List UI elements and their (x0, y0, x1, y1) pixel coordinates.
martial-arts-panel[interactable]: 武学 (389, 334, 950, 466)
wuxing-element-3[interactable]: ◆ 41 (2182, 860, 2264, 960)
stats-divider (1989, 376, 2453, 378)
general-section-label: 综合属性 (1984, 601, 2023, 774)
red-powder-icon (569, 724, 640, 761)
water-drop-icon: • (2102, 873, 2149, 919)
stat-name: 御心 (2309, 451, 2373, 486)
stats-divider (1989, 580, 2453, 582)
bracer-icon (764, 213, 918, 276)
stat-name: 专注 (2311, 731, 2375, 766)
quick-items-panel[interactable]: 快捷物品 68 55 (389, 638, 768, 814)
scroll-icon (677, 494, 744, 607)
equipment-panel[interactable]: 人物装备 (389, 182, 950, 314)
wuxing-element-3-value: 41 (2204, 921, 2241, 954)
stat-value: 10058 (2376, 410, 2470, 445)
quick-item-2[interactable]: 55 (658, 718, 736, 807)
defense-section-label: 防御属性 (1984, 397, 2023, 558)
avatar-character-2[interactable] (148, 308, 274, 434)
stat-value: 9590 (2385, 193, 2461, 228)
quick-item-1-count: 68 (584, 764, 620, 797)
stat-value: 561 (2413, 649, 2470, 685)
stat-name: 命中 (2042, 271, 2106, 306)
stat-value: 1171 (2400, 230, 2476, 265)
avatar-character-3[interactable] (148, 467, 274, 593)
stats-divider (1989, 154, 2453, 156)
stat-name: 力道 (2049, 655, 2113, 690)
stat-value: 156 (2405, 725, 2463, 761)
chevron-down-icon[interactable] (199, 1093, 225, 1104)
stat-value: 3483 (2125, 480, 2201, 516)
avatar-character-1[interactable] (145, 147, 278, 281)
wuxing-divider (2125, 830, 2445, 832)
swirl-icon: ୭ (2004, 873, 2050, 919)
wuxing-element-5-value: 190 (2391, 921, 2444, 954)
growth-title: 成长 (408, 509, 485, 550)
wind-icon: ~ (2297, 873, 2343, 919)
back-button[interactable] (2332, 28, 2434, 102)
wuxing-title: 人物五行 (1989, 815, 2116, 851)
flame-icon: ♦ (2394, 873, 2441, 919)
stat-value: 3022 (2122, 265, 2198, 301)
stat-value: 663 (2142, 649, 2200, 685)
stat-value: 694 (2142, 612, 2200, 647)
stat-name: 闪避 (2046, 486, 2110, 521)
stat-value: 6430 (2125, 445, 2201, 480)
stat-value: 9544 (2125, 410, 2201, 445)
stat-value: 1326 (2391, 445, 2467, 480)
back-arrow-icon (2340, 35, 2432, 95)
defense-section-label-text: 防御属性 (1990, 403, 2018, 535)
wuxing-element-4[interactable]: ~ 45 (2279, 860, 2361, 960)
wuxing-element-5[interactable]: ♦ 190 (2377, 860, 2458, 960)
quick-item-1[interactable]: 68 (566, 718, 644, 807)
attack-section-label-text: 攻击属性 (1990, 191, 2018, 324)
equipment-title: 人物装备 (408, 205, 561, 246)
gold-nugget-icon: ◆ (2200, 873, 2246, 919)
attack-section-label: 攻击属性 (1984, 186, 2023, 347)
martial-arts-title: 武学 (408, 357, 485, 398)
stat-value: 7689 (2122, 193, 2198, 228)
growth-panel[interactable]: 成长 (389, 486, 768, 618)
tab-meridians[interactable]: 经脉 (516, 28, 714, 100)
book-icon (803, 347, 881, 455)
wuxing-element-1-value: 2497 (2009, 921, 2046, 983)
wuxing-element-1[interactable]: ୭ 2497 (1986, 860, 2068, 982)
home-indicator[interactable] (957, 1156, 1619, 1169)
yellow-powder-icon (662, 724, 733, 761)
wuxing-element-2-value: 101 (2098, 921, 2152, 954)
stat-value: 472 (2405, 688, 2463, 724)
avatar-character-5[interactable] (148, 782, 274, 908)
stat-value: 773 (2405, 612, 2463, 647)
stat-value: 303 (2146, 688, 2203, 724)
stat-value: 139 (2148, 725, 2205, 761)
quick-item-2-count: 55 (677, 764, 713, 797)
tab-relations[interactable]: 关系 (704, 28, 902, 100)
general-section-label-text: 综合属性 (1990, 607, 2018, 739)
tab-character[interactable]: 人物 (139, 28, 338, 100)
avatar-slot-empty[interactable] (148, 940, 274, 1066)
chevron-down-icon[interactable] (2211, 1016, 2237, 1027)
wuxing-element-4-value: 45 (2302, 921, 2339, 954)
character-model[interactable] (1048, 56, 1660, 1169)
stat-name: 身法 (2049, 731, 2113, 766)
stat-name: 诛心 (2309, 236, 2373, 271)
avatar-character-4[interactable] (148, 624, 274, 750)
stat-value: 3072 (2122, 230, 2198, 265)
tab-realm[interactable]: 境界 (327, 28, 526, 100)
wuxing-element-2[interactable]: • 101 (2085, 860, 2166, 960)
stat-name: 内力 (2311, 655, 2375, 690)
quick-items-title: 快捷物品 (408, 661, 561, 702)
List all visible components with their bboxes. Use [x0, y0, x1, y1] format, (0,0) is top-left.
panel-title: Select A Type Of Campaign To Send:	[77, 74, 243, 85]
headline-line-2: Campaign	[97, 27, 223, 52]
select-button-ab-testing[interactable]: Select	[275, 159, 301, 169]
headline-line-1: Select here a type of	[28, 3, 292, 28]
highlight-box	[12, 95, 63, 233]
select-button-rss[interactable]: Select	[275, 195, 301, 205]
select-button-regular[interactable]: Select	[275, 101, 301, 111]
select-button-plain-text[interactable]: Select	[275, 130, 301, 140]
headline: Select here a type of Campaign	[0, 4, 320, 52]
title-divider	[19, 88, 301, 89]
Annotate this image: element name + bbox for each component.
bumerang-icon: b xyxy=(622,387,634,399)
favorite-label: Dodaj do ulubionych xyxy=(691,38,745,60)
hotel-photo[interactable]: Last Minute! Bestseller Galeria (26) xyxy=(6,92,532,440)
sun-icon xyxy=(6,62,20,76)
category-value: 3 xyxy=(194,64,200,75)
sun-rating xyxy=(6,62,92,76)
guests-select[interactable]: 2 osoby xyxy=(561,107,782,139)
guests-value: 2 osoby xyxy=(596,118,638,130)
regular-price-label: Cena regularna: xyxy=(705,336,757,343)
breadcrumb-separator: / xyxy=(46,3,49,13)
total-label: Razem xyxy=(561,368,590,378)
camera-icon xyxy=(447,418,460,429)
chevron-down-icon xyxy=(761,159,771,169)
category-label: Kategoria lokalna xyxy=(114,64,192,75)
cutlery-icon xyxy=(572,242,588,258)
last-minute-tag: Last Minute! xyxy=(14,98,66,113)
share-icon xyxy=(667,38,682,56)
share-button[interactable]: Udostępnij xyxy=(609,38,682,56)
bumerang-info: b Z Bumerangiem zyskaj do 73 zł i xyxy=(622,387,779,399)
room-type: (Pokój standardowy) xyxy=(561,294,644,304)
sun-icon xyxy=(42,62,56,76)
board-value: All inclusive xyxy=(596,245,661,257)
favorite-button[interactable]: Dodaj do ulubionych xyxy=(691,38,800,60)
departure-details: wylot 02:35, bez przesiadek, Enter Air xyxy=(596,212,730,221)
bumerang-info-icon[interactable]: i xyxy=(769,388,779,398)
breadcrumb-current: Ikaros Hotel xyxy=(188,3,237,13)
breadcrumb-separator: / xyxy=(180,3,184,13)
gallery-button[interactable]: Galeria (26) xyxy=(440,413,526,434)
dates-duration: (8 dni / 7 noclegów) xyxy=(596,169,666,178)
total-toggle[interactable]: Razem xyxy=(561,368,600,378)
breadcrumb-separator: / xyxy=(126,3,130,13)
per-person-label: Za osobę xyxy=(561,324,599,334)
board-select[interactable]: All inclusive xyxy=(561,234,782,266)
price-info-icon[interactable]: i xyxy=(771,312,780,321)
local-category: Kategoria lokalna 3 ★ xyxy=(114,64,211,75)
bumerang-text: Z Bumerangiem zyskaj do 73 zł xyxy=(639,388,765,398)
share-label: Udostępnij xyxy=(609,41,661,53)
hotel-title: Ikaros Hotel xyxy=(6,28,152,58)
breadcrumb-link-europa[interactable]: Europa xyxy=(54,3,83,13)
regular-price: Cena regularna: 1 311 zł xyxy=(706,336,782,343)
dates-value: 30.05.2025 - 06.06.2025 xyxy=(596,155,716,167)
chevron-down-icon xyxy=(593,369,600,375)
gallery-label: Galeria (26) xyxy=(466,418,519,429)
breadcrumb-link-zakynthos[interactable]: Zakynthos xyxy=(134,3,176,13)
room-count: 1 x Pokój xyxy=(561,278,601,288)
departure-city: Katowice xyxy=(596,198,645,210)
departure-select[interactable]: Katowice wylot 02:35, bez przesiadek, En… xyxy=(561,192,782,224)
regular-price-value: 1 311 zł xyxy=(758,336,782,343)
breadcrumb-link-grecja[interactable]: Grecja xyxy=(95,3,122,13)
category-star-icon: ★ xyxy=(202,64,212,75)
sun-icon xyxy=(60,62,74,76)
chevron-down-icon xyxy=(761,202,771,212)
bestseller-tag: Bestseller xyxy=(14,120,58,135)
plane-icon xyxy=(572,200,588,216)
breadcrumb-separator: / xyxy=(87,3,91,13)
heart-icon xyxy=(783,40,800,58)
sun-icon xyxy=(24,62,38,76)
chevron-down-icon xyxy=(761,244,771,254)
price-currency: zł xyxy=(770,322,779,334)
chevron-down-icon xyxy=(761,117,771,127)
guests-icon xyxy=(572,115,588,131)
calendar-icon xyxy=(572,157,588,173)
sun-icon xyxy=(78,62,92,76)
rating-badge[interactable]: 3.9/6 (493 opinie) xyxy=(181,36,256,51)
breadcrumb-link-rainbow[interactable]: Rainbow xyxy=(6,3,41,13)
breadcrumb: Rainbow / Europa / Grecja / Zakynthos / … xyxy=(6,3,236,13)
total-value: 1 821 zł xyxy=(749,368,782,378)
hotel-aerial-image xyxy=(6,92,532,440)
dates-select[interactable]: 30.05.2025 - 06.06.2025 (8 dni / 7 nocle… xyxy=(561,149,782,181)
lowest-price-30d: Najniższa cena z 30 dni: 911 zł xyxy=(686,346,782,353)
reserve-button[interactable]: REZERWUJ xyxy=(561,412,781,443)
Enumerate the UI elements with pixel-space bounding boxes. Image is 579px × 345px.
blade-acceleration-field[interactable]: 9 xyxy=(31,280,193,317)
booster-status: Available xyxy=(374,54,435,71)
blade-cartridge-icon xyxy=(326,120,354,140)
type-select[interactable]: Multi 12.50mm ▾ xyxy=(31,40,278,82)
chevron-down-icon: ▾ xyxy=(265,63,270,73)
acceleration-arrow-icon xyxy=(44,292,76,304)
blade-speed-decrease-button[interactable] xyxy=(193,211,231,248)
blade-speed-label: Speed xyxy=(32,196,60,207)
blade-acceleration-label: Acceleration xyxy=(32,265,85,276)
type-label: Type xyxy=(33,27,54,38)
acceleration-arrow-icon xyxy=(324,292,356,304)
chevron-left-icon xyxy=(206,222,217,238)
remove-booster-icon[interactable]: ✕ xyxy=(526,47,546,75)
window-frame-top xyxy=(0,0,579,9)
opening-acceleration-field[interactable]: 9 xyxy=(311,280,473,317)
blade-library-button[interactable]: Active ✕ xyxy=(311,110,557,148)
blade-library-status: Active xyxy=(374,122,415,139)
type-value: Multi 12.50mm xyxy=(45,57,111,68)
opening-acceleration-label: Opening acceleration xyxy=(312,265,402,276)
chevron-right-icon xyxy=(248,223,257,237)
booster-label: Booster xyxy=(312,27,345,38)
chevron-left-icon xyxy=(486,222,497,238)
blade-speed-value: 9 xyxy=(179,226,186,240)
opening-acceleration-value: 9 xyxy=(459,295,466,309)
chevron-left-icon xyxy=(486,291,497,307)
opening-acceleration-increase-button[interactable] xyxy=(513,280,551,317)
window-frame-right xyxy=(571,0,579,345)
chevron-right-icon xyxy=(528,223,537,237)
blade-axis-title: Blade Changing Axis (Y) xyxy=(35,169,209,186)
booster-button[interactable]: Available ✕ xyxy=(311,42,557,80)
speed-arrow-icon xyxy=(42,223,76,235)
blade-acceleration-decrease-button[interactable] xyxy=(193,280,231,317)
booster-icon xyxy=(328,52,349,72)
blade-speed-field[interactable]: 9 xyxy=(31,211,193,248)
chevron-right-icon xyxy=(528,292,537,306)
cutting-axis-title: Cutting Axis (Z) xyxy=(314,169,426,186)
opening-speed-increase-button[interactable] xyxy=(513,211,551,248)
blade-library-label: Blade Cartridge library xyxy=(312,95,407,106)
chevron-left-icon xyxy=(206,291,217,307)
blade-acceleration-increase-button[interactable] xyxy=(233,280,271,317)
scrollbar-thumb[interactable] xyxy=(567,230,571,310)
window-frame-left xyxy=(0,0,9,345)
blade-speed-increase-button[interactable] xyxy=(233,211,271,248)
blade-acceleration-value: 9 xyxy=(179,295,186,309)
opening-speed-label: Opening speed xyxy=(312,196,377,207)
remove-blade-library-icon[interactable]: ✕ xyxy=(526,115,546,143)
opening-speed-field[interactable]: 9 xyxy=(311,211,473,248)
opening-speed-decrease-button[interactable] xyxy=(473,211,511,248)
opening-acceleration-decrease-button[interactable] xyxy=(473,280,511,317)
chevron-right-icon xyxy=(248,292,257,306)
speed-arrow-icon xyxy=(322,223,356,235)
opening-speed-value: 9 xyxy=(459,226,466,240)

WHAT YOU NEED TO DO:
Can you copy the listing word for word, everything from its first line down to the line containing "quick-item-2[interactable]: 55 (658, 718, 736, 807)", with both of those lines included?

RESULT:
List UI elements and their (x0, y0, x1, y1) pixel coordinates.
martial-arts-panel[interactable]: 武学 (389, 334, 950, 466)
wuxing-element-3[interactable]: ◆ 41 (2182, 860, 2264, 960)
stats-divider (1989, 376, 2453, 378)
general-section-label: 综合属性 (1984, 601, 2023, 774)
red-powder-icon (569, 724, 640, 761)
water-drop-icon: • (2102, 873, 2149, 919)
stat-name: 御心 (2309, 451, 2373, 486)
stats-divider (1989, 580, 2453, 582)
bracer-icon (764, 213, 918, 276)
stat-name: 专注 (2311, 731, 2375, 766)
quick-items-panel[interactable]: 快捷物品 68 55 (389, 638, 768, 814)
scroll-icon (677, 494, 744, 607)
equipment-panel[interactable]: 人物装备 (389, 182, 950, 314)
wuxing-element-3-value: 41 (2204, 921, 2241, 954)
stat-value: 10058 (2376, 410, 2470, 445)
quick-item-2[interactable]: 55 (658, 718, 736, 807)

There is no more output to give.